Your objective: Please copy every record exactly as it is written.
━━━━━ Task material
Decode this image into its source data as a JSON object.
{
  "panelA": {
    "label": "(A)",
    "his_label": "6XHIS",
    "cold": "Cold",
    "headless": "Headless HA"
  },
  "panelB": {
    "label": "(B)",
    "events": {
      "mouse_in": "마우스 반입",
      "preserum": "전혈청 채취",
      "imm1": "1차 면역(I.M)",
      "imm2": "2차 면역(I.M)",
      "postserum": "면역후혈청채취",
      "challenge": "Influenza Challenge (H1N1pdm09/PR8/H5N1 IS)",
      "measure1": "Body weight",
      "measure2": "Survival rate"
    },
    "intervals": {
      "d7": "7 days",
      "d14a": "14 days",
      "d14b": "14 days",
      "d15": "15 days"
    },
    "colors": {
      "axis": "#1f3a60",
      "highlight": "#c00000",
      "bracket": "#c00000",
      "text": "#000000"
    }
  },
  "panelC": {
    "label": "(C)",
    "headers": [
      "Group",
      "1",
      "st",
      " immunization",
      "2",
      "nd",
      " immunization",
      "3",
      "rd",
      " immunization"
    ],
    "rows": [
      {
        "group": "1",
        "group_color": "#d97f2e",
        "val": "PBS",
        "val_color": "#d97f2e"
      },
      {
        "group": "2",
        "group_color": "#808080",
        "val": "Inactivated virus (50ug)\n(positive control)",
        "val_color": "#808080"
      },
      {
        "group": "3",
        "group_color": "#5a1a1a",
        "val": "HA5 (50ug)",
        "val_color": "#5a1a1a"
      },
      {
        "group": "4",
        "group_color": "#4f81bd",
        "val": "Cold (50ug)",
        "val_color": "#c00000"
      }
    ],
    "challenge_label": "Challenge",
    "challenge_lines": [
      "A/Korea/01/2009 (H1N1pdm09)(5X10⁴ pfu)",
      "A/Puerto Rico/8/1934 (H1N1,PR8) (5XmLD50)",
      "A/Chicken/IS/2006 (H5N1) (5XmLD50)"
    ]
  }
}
━━━━━━━━━━
Exercise result:
Decode this image into its source data as a JSON object.
{
  "panelA": {
    "label": "(A)",
    "his_label": "6XHIS",
    "cold": "Cold",
    "headless": "Headless HA"
  },
  "panelB": {
    "label": "(B)",
    "events": {
      "mouse_in": "마우스 반입",
      "preserum": "전혈청 채취",
      "imm1": "1차 면역(I.M)",
      "imm2": "2차 면역(I.M)",
      "postserum": "면역후혈청채취",
      "challenge": "Influenza Challenge (H1N1pdm09/PR8/H5N1 IS)",
      "measure1": "Body weight",
      "measure2": "Survival rate"
    },
    "intervals": {
      "d7": "7 days",
      "d14a": "14 days",
      "d14b": "14 days",
      "d15": "15 days"
    },
    "colors": {
      "axis": "#1f3a60",
      "highlight": "#c00000",
      "bracket": "#c00000",
      "text": "#000000"
    }
  },
  "panelC": {
    "label": "(C)",
    "headers": [
      "Group",
      "1",
      "st",
      " immunization",
      "2",
      "nd",
      " immunization",
      "3",
      "rd",
      " immunization"
    ],
    "rows": [
      {
        "group": "1",
        "group_color": "#d97f2e",
        "val": "PBS",
        "val_color": "#d97f2e"
      },
      {
        "group": "2",
        "group_color": "#808080",
        "val": "Inactivated virus (50ug)\n(positive control)",
        "val_color": "#808080"
      },
      {
        "group": "3",
        "group_color": "#5a1a1a",
        "val": "HA5 (50ug)",
        "val_color": "#5a1a1a"
      },
      {
        "group": "4",
        "group_color": "#4f81bd",
        "val": "Cold (50ug)",
        "val_color": "#c00000"
      }
    ],
    "challenge_label": "Challenge",
    "challenge_lines": [
      "A/Korea/01/2009 (H1N1pdm09)(5X10⁴ pfu)",
      "A/Puerto Rico/8/1934 (H1N1,PR8) (5XmLD50)",
      "A/Chicken/IS/2006 (H5N1) (5XmLD50)"
    ]
  }
}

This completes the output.